(begin)

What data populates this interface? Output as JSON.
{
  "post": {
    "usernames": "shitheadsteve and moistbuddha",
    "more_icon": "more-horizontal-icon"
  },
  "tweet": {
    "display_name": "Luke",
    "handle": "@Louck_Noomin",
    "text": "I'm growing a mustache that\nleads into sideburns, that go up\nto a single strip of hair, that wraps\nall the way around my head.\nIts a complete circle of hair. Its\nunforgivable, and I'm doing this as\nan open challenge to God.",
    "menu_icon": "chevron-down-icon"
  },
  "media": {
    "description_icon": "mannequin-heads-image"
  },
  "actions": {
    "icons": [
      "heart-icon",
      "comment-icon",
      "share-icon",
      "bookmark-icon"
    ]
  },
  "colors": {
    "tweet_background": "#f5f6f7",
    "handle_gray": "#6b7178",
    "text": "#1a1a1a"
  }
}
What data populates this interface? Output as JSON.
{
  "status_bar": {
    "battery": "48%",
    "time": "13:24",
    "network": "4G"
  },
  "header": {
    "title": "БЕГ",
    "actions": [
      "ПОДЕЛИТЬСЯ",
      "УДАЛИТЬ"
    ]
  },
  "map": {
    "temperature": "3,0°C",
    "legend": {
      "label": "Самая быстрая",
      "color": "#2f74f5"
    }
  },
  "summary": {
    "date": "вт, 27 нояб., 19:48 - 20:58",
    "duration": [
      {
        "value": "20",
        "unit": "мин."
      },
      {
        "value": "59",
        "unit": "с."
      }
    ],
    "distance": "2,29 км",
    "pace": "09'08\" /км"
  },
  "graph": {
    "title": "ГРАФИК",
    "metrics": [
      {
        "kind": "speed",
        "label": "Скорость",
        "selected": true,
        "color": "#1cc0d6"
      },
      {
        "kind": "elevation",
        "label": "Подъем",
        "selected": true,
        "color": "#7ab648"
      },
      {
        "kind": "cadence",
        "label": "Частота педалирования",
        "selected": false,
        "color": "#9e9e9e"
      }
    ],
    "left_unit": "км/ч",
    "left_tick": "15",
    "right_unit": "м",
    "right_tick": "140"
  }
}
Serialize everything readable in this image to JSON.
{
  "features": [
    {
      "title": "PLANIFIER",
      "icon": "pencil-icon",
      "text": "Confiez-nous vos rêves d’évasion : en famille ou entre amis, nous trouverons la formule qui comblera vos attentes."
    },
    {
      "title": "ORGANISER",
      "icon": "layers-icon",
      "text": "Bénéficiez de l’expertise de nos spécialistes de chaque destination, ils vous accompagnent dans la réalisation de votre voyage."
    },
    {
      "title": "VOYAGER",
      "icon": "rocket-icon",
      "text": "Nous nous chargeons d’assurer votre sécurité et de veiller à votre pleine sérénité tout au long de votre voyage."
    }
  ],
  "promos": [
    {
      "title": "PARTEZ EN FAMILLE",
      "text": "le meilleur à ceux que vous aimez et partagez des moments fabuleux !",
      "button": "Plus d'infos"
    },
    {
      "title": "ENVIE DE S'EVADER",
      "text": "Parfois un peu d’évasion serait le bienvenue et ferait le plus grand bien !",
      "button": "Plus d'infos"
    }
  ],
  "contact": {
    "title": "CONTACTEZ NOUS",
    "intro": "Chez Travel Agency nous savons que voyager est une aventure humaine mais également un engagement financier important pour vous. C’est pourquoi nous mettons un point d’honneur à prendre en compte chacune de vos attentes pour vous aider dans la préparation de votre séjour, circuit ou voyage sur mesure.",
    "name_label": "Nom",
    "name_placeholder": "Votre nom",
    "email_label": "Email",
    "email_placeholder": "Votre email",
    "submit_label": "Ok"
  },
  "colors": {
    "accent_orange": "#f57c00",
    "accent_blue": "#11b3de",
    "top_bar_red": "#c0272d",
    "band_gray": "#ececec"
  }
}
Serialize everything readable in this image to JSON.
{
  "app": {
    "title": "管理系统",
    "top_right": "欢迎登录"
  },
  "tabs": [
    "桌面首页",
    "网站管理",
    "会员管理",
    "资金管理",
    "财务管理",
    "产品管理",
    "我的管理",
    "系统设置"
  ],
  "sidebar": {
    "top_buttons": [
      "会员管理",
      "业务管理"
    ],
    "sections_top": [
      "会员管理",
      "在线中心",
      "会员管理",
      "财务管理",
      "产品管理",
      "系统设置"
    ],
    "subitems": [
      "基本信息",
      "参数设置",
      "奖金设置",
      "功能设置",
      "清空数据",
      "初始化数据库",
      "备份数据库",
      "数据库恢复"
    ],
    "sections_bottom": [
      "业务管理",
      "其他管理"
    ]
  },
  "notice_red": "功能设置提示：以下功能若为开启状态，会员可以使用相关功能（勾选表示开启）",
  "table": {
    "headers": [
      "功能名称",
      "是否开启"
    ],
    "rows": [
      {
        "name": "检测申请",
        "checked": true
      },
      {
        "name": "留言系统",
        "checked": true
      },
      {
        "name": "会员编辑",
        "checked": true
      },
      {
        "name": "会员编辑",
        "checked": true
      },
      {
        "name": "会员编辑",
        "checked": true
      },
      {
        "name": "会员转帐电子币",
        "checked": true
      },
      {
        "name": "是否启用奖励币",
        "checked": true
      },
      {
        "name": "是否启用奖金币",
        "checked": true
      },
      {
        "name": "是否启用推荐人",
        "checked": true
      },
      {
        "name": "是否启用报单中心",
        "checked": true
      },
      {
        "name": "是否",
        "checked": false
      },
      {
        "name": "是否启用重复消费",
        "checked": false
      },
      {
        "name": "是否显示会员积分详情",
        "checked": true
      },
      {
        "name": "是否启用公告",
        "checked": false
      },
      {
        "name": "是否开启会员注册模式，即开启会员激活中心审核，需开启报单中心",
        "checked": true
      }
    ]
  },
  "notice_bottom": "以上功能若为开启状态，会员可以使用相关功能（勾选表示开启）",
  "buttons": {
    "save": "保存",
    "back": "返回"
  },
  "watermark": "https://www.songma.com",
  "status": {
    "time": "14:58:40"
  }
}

(end)

## DESCRIPTION OF THE TASK:
Make an exact copy of the material above.

## TASK ANSWER:
What data populates this interface? Output as JSON.
{
  "post": {
    "usernames": "shitheadsteve and moistbuddha",
    "more_icon": "more-horizontal-icon"
  },
  "tweet": {
    "display_name": "Luke",
    "handle": "@Louck_Noomin",
    "text": "I'm growing a mustache that\nleads into sideburns, that go up\nto a single strip of hair, that wraps\nall the way around my head.\nIts a complete circle of hair. Its\nunforgivable, and I'm doing this as\nan open challenge to God.",
    "menu_icon": "chevron-down-icon"
  },
  "media": {
    "description_icon": "mannequin-heads-image"
  },
  "actions": {
    "icons": [
      "heart-icon",
      "comment-icon",
      "share-icon",
      "bookmark-icon"
    ]
  },
  "colors": {
    "tweet_background": "#f5f6f7",
    "handle_gray": "#6b7178",
    "text": "#1a1a1a"
  }
}
What data populates this interface? Output as JSON.
{
  "status_bar": {
    "battery": "48%",
    "time": "13:24",
    "network": "4G"
  },
  "header": {
    "title": "БЕГ",
    "actions": [
      "ПОДЕЛИТЬСЯ",
      "УДАЛИТЬ"
    ]
  },
  "map": {
    "temperature": "3,0°C",
    "legend": {
      "label": "Самая быстрая",
      "color": "#2f74f5"
    }
  },
  "summary": {
    "date": "вт, 27 нояб., 19:48 - 20:58",
    "duration": [
      {
        "value": "20",
        "unit": "мин."
      },
      {
        "value": "59",
        "unit": "с."
      }
    ],
    "distance": "2,29 км",
    "pace": "09'08\" /км"
  },
  "graph": {
    "title": "ГРАФИК",
    "metrics": [
      {
        "kind": "speed",
        "label": "Скорость",
        "selected": true,
        "color": "#1cc0d6"
      },
      {
        "kind": "elevation",
        "label": "Подъем",
        "selected": true,
        "color": "#7ab648"
      },
      {
        "kind": "cadence",
        "label": "Частота педалирования",
        "selected": false,
        "color": "#9e9e9e"
      }
    ],
    "left_unit": "км/ч",
    "left_tick": "15",
    "right_unit": "м",
    "right_tick": "140"
  }
}
Serialize everything readable in this image to JSON.
{
  "features": [
    {
      "title": "PLANIFIER",
      "icon": "pencil-icon",
      "text": "Confiez-nous vos rêves d’évasion : en famille ou entre amis, nous trouverons la formule qui comblera vos attentes."
    },
    {
      "title": "ORGANISER",
      "icon": "layers-icon",
      "text": "Bénéficiez de l’expertise de nos spécialistes de chaque destination, ils vous accompagnent dans la réalisation de votre voyage."
    },
    {
      "title": "VOYAGER",
      "icon": "rocket-icon",
      "text": "Nous nous chargeons d’assurer votre sécurité et de veiller à votre pleine sérénité tout au long de votre voyage."
    }
  ],
  "promos": [
    {
      "title": "PARTEZ EN FAMILLE",
      "text": "le meilleur à ceux que vous aimez et partagez des moments fabuleux !",
      "button": "Plus d'infos"
    },
    {
      "title": "ENVIE DE S'EVADER",
      "text": "Parfois un peu d’évasion serait le bienvenue et ferait le plus grand bien !",
      "button": "Plus d'infos"
    }
  ],
  "contact": {
    "title": "CONTACTEZ NOUS",
    "intro": "Chez Travel Agency nous savons que voyager est une aventure humaine mais également un engagement financier important pour vous. C’est pourquoi nous mettons un point d’honneur à prendre en compte chacune de vos attentes pour vous aider dans la préparation de votre séjour, circuit ou voyage sur mesure.",
    "name_label": "Nom",
    "name_placeholder": "Votre nom",
    "email_label": "Email",
    "email_placeholder": "Votre email",
    "submit_label": "Ok"
  },
  "colors": {
    "accent_orange": "#f57c00",
    "accent_blue": "#11b3de",
    "top_bar_red": "#c0272d",
    "band_gray": "#ececec"
  }
}
Serialize everything readable in this image to JSON.
{
  "app": {
    "title": "管理系统",
    "top_right": "欢迎登录"
  },
  "tabs": [
    "桌面首页",
    "网站管理",
    "会员管理",
    "资金管理",
    "财务管理",
    "产品管理",
    "我的管理",
    "系统设置"
  ],
  "sidebar": {
    "top_buttons": [
      "会员管理",
      "业务管理"
    ],
    "sections_top": [
      "会员管理",
      "在线中心",
      "会员管理",
      "财务管理",
      "产品管理",
      "系统设置"
    ],
    "subitems": [
      "基本信息",
      "参数设置",
      "奖金设置",
      "功能设置",
      "清空数据",
      "初始化数据库",
      "备份数据库",
      "数据库恢复"
    ],
    "sections_bottom": [
      "业务管理",
      "其他管理"
    ]
  },
  "notice_red": "功能设置提示：以下功能若为开启状态，会员可以使用相关功能（勾选表示开启）",
  "table": {
    "headers": [
      "功能名称",
      "是否开启"
    ],
    "rows": [
      {
        "name": "检测申请",
        "checked": true
      },
      {
        "name": "留言系统",
        "checked": true
      },
      {
        "name": "会员编辑",
        "checked": true
      },
      {
        "name": "会员编辑",
        "checked": true
      },
      {
        "name": "会员编辑",
        "checked": true
      },
      {
        "name": "会员转帐电子币",
        "checked": true
      },
      {
        "name": "是否启用奖励币",
        "checked": true
      },
      {
        "name": "是否启用奖金币",
        "checked": true
      },
      {
        "name": "是否启用推荐人",
        "checked": true
      },
      {
        "name": "是否启用报单中心",
        "checked": true
      },
      {
        "name": "是否",
        "checked": false
      },
      {
        "name": "是否启用重复消费",
        "checked": false
      },
      {
        "name": "是否显示会员积分详情",
        "checked": true
      },
      {
        "name": "是否启用公告",
        "checked": false
      },
      {
        "name": "是否开启会员注册模式，即开启会员激活中心审核，需开启报单中心",
        "checked": true
      }
    ]
  },
  "notice_bottom": "以上功能若为开启状态，会员可以使用相关功能（勾选表示开启）",
  "buttons": {
    "save": "保存",
    "back": "返回"
  },
  "watermark": "https://www.songma.com",
  "status": {
    "time": "14:58:40"
  }
}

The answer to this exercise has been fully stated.